Pick out each line with the word "دانش" from the material that follows.

▼▼▼

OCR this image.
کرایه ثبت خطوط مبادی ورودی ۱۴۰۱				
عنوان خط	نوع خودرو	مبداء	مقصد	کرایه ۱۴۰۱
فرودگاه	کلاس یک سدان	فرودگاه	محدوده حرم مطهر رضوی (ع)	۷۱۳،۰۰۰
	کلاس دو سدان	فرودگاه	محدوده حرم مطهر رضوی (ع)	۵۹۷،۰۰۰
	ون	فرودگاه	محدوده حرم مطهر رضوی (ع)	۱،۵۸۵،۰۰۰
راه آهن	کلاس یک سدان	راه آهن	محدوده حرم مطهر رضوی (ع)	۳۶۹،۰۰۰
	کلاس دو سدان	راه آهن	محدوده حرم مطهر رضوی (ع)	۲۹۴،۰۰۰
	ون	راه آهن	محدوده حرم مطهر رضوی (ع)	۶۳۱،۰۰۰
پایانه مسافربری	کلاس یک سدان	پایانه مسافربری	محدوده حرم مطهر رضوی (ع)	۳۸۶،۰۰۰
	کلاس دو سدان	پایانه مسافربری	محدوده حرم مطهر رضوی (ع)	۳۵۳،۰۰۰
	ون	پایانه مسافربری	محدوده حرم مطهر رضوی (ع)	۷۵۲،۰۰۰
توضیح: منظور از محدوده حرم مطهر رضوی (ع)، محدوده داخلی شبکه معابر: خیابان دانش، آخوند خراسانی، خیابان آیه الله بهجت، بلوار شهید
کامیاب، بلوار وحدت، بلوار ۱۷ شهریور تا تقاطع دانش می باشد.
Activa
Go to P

▲▲▲

PROBLEM SOLUTION:
توضیح: منظور از محدوده حرم مطهر رضوی (ع)، محدوده داخلی شبکه معابر: خیابان دانش، آخوند خراسانی، خیابان آیه الله بهجت، بلوار شهید
کامیاب، بلوار وحدت، بلوار ۱۷ شهریور تا تقاطع دانش می باشد.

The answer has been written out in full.